### Dataset rows about figures
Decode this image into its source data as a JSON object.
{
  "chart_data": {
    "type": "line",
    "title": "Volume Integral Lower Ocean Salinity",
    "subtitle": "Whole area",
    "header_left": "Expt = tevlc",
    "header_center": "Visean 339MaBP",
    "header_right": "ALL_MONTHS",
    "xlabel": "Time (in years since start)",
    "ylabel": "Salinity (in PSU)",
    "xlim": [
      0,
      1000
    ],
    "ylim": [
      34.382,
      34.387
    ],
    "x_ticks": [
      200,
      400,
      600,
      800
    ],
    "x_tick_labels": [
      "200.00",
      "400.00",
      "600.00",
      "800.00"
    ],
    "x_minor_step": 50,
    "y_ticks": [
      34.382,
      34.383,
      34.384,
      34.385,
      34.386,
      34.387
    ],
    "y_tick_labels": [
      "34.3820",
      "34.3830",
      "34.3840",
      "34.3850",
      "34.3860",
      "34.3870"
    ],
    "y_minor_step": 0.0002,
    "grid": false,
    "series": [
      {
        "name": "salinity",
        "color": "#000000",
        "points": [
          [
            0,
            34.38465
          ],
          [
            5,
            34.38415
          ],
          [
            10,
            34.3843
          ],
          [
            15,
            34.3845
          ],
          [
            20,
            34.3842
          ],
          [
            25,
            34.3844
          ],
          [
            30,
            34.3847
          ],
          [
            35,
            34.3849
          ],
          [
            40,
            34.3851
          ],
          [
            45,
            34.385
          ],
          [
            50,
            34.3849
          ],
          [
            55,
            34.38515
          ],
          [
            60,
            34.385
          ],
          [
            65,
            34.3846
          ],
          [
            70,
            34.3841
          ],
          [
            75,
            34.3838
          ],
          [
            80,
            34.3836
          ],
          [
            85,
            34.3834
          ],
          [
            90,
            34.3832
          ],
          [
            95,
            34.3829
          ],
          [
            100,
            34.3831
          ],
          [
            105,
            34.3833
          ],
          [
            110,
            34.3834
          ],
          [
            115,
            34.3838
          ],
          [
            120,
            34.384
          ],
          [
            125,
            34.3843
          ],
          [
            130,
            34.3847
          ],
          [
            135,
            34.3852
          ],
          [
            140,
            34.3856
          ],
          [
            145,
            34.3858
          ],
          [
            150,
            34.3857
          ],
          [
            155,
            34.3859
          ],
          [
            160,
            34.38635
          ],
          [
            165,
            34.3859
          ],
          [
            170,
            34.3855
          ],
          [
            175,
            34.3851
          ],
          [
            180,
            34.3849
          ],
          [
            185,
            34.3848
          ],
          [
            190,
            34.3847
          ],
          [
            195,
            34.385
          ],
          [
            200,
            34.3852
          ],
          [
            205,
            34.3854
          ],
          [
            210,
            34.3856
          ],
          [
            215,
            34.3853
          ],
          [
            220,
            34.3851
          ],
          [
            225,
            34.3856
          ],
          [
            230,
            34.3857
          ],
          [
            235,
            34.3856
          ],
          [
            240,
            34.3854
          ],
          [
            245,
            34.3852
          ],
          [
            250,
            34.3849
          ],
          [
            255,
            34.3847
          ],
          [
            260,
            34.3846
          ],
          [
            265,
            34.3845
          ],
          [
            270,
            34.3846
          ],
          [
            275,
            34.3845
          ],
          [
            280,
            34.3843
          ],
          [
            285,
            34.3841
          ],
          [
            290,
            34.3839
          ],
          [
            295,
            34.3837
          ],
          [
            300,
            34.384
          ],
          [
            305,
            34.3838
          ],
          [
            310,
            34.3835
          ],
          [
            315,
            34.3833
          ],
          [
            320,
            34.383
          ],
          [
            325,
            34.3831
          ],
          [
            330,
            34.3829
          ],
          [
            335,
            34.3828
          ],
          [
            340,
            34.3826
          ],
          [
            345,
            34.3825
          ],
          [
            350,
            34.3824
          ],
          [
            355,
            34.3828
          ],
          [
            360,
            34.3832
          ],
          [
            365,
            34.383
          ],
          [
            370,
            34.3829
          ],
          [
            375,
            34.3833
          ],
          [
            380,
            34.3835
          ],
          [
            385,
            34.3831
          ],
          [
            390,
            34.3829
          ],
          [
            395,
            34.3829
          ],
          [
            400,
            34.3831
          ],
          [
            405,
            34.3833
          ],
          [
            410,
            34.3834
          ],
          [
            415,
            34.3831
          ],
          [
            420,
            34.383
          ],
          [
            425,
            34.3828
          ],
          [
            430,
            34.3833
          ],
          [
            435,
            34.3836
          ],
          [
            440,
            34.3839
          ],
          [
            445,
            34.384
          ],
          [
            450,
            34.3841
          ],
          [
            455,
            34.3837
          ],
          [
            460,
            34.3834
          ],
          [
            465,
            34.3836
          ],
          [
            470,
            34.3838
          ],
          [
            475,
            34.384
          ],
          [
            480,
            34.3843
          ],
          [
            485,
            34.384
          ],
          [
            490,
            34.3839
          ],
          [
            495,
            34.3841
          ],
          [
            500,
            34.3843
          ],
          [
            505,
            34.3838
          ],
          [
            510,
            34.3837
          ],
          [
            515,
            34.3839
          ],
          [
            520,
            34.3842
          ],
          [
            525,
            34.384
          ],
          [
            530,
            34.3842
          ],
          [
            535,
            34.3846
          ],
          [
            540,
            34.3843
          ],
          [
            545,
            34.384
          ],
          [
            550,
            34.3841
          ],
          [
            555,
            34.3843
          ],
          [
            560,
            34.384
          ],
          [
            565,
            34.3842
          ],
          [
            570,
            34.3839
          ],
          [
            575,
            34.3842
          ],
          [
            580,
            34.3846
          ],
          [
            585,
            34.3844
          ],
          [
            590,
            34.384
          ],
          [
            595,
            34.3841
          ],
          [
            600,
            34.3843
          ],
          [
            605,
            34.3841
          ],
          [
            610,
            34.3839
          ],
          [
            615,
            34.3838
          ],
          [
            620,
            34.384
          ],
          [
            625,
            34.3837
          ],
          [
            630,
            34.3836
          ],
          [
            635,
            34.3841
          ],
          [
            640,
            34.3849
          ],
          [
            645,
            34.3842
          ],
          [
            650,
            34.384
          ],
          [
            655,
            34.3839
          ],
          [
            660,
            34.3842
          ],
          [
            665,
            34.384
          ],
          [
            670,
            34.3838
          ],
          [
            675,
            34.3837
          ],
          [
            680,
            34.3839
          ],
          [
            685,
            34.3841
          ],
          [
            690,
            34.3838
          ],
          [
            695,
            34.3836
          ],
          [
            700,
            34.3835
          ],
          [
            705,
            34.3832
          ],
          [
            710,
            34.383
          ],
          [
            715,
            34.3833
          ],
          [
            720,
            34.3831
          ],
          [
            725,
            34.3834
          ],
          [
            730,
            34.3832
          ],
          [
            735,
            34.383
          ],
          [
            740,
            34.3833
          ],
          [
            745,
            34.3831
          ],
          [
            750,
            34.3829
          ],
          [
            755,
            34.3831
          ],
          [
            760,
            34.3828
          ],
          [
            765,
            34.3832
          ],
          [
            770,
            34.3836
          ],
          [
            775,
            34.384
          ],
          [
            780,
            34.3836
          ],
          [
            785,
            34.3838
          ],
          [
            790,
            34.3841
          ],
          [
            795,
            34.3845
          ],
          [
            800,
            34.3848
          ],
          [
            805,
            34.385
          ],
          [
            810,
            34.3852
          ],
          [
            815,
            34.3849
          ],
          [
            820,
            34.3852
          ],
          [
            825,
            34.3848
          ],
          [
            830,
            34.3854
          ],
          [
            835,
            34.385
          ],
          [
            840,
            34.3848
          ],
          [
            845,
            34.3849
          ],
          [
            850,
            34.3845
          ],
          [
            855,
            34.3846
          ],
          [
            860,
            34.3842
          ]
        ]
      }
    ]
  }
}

### REQUIREMENTS
Reproduce the data in full, exactly as presented.

### ANSWER FOR THE TASK
Decode this image into its source data as a JSON object.
{
  "chart_data": {
    "type": "line",
    "title": "Volume Integral Lower Ocean Salinity",
    "subtitle": "Whole area",
    "header_left": "Expt = tevlc",
    "header_center": "Visean 339MaBP",
    "header_right": "ALL_MONTHS",
    "xlabel": "Time (in years since start)",
    "ylabel": "Salinity (in PSU)",
    "xlim": [
      0,
      1000
    ],
    "ylim": [
      34.382,
      34.387
    ],
    "x_ticks": [
      200,
      400,
      600,
      800
    ],
    "x_tick_labels": [
      "200.00",
      "400.00",
      "600.00",
      "800.00"
    ],
    "x_minor_step": 50,
    "y_ticks": [
      34.382,
      34.383,
      34.384,
      34.385,
      34.386,
      34.387
    ],
    "y_tick_labels": [
      "34.3820",
      "34.3830",
      "34.3840",
      "34.3850",
      "34.3860",
      "34.3870"
    ],
    "y_minor_step": 0.0002,
    "grid": false,
    "series": [
      {
        "name": "salinity",
        "color": "#000000",
        "points": [
          [
            0,
            34.38465
          ],
          [
            5,
            34.38415
          ],
          [
            10,
            34.3843
          ],
          [
            15,
            34.3845
          ],
          [
            20,
            34.3842
          ],
          [
            25,
            34.3844
          ],
          [
            30,
            34.3847
          ],
          [
            35,
            34.3849
          ],
          [
            40,
            34.3851
          ],
          [
            45,
            34.385
          ],
          [
            50,
            34.3849
          ],
          [
            55,
            34.38515
          ],
          [
            60,
            34.385
          ],
          [
            65,
            34.3846
          ],
          [
            70,
            34.3841
          ],
          [
            75,
            34.3838
          ],
          [
            80,
            34.3836
          ],
          [
            85,
            34.3834
          ],
          [
            90,
            34.3832
          ],
          [
            95,
            34.3829
          ],
          [
            100,
            34.3831
          ],
          [
            105,
            34.3833
          ],
          [
            110,
            34.3834
          ],
          [
            115,
            34.3838
          ],
          [
            120,
            34.384
          ],
          [
            125,
            34.3843
          ],
          [
            130,
            34.3847
          ],
          [
            135,
            34.3852
          ],
          [
            140,
            34.3856
          ],
          [
            145,
            34.3858
          ],
          [
            150,
            34.3857
          ],
          [
            155,
            34.3859
          ],
          [
            160,
            34.38635
          ],
          [
            165,
            34.3859
          ],
          [
            170,
            34.3855
          ],
          [
            175,
            34.3851
          ],
          [
            180,
            34.3849
          ],
          [
            185,
            34.3848
          ],
          [
            190,
            34.3847
          ],
          [
            195,
            34.385
          ],
          [
            200,
            34.3852
          ],
          [
            205,
            34.3854
          ],
          [
            210,
            34.3856
          ],
          [
            215,
            34.3853
          ],
          [
            220,
            34.3851
          ],
          [
            225,
            34.3856
          ],
          [
            230,
            34.3857
          ],
          [
            235,
            34.3856
          ],
          [
            240,
            34.3854
          ],
          [
            245,
            34.3852
          ],
          [
            250,
            34.3849
          ],
          [
            255,
            34.3847
          ],
          [
            260,
            34.3846
          ],
          [
            265,
            34.3845
          ],
          [
            270,
            34.3846
          ],
          [
            275,
            34.3845
          ],
          [
            280,
            34.3843
          ],
          [
            285,
            34.3841
          ],
          [
            290,
            34.3839
          ],
          [
            295,
            34.3837
          ],
          [
            300,
            34.384
          ],
          [
            305,
            34.3838
          ],
          [
            310,
            34.3835
          ],
          [
            315,
            34.3833
          ],
          [
            320,
            34.383
          ],
          [
            325,
            34.3831
          ],
          [
            330,
            34.3829
          ],
          [
            335,
            34.3828
          ],
          [
            340,
            34.3826
          ],
          [
            345,
            34.3825
          ],
          [
            350,
            34.3824
          ],
          [
            355,
            34.3828
          ],
          [
            360,
            34.3832
          ],
          [
            365,
            34.383
          ],
          [
            370,
            34.3829
          ],
          [
            375,
            34.3833
          ],
          [
            380,
            34.3835
          ],
          [
            385,
            34.3831
          ],
          [
            390,
            34.3829
          ],
          [
            395,
            34.3829
          ],
          [
            400,
            34.3831
          ],
          [
            405,
            34.3833
          ],
          [
            410,
            34.3834
          ],
          [
            415,
            34.3831
          ],
          [
            420,
            34.383
          ],
          [
            425,
            34.3828
          ],
          [
            430,
            34.3833
          ],
          [
            435,
            34.3836
          ],
          [
            440,
            34.3839
          ],
          [
            445,
            34.384
          ],
          [
            450,
            34.3841
          ],
          [
            455,
            34.3837
          ],
          [
            460,
            34.3834
          ],
          [
            465,
            34.3836
          ],
          [
            470,
            34.3838
          ],
          [
            475,
            34.384
          ],
          [
            480,
            34.3843
          ],
          [
            485,
            34.384
          ],
          [
            490,
            34.3839
          ],
          [
            495,
            34.3841
          ],
          [
            500,
            34.3843
          ],
          [
            505,
            34.3838
          ],
          [
            510,
            34.3837
          ],
          [
            515,
            34.3839
          ],
          [
            520,
            34.3842
          ],
          [
            525,
            34.384
          ],
          [
            530,
            34.3842
          ],
          [
            535,
            34.3846
          ],
          [
            540,
            34.3843
          ],
          [
            545,
            34.384
          ],
          [
            550,
            34.3841
          ],
          [
            555,
            34.3843
          ],
          [
            560,
            34.384
          ],
          [
            565,
            34.3842
          ],
          [
            570,
            34.3839
          ],
          [
            575,
            34.3842
          ],
          [
            580,
            34.3846
          ],
          [
            585,
            34.3844
          ],
          [
            590,
            34.384
          ],
          [
            595,
            34.3841
          ],
          [
            600,
            34.3843
          ],
          [
            605,
            34.3841
          ],
          [
            610,
            34.3839
          ],
          [
            615,
            34.3838
          ],
          [
            620,
            34.384
          ],
          [
            625,
            34.3837
          ],
          [
            630,
            34.3836
          ],
          [
            635,
            34.3841
          ],
          [
            640,
            34.3849
          ],
          [
            645,
            34.3842
          ],
          [
            650,
            34.384
          ],
          [
            655,
            34.3839
          ],
          [
            660,
            34.3842
          ],
          [
            665,
            34.384
          ],
          [
            670,
            34.3838
          ],
          [
            675,
            34.3837
          ],
          [
            680,
            34.3839
          ],
          [
            685,
            34.3841
          ],
          [
            690,
            34.3838
          ],
          [
            695,
            34.3836
          ],
          [
            700,
            34.3835
          ],
          [
            705,
            34.3832
          ],
          [
            710,
            34.383
          ],
          [
            715,
            34.3833
          ],
          [
            720,
            34.3831
          ],
          [
            725,
            34.3834
          ],
          [
            730,
            34.3832
          ],
          [
            735,
            34.383
          ],
          [
            740,
            34.3833
          ],
          [
            745,
            34.3831
          ],
          [
            750,
            34.3829
          ],
          [
            755,
            34.3831
          ],
          [
            760,
            34.3828
          ],
          [
            765,
            34.3832
          ],
          [
            770,
            34.3836
          ],
          [
            775,
            34.384
          ],
          [
            780,
            34.3836
          ],
          [
            785,
            34.3838
          ],
          [
            790,
            34.3841
          ],
          [
            795,
            34.3845
          ],
          [
            800,
            34.3848
          ],
          [
            805,
            34.385
          ],
          [
            810,
            34.3852
          ],
          [
            815,
            34.3849
          ],
          [
            820,
            34.3852
          ],
          [
            825,
            34.3848
          ],
          [
            830,
            34.3854
          ],
          [
            835,
            34.385
          ],
          [
            840,
            34.3848
          ],
          [
            845,
            34.3849
          ],
          [
            850,
            34.3845
          ],
          [
            855,
            34.3846
          ],
          [
            860,
            34.3842
          ]
        ]
      }
    ]
  }
}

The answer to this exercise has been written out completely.